Goal of the exercise:
In the material below, identify each line bearing the word "this". Reproduce those lines.

=== Data provided ===

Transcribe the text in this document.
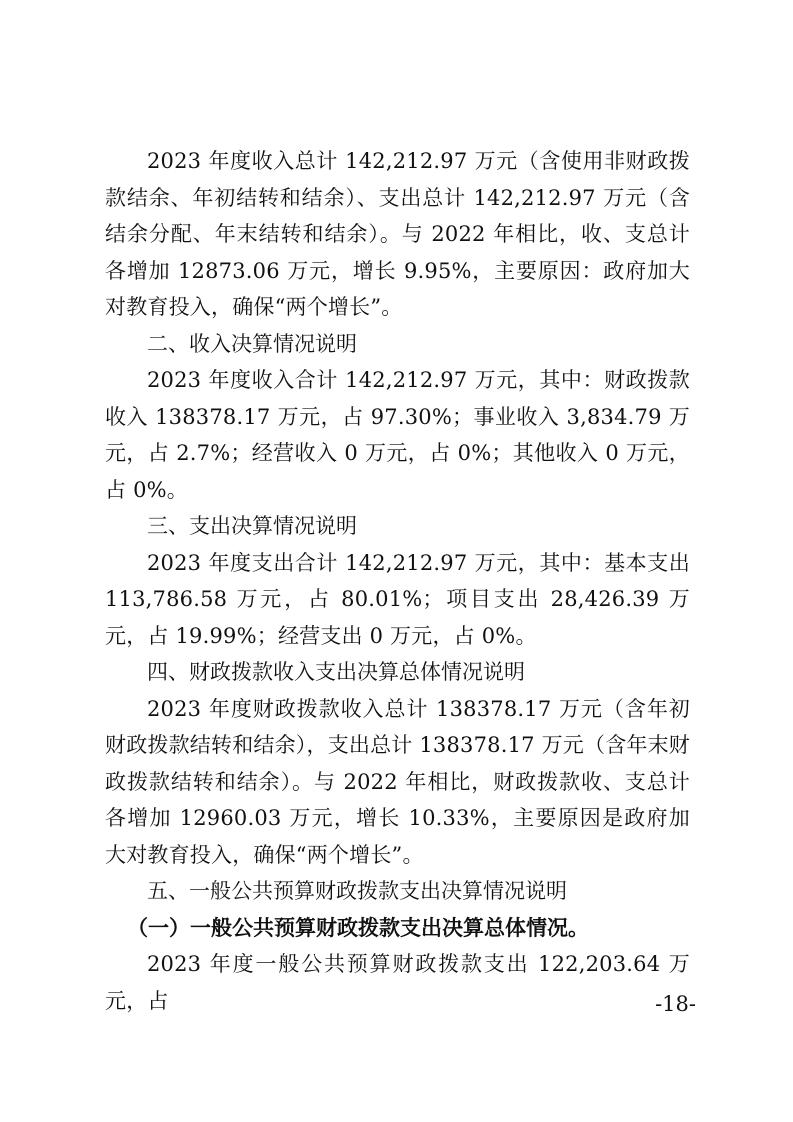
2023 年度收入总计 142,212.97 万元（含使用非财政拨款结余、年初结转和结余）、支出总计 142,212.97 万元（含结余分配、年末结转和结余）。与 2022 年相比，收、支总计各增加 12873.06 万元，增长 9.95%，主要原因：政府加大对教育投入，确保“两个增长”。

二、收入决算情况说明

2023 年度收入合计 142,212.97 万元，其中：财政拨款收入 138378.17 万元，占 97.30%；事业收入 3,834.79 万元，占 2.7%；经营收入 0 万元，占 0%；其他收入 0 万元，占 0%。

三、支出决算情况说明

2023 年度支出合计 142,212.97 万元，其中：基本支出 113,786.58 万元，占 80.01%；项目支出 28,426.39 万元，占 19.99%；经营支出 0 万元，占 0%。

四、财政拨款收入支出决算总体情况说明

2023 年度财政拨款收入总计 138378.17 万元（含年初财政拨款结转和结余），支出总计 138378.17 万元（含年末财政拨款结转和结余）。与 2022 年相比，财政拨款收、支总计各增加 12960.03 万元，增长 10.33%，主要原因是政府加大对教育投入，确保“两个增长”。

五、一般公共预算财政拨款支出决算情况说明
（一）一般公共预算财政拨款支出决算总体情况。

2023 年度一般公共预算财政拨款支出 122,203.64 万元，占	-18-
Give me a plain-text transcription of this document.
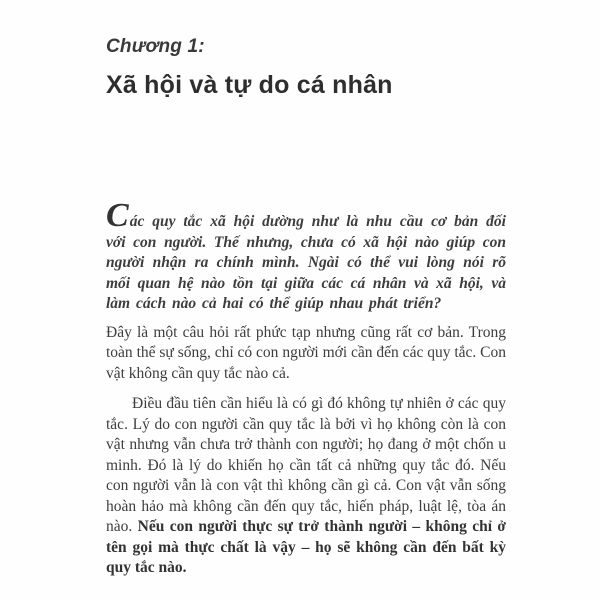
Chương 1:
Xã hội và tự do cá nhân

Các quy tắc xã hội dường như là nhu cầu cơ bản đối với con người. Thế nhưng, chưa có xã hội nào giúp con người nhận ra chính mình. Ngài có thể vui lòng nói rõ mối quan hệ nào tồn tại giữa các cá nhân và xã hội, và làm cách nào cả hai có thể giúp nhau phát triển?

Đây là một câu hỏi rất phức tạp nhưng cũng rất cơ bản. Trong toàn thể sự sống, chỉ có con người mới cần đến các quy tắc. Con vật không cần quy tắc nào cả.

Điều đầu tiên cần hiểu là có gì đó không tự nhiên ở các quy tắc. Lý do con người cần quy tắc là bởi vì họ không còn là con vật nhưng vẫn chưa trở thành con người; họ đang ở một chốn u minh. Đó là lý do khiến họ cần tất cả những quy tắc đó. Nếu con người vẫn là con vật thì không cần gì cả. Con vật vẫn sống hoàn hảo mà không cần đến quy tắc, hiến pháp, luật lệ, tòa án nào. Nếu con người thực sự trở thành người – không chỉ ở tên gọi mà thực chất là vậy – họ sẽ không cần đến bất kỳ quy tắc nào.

===

Full response:
Transcribe the text in this document.
Give me a plain-text transcription of this document.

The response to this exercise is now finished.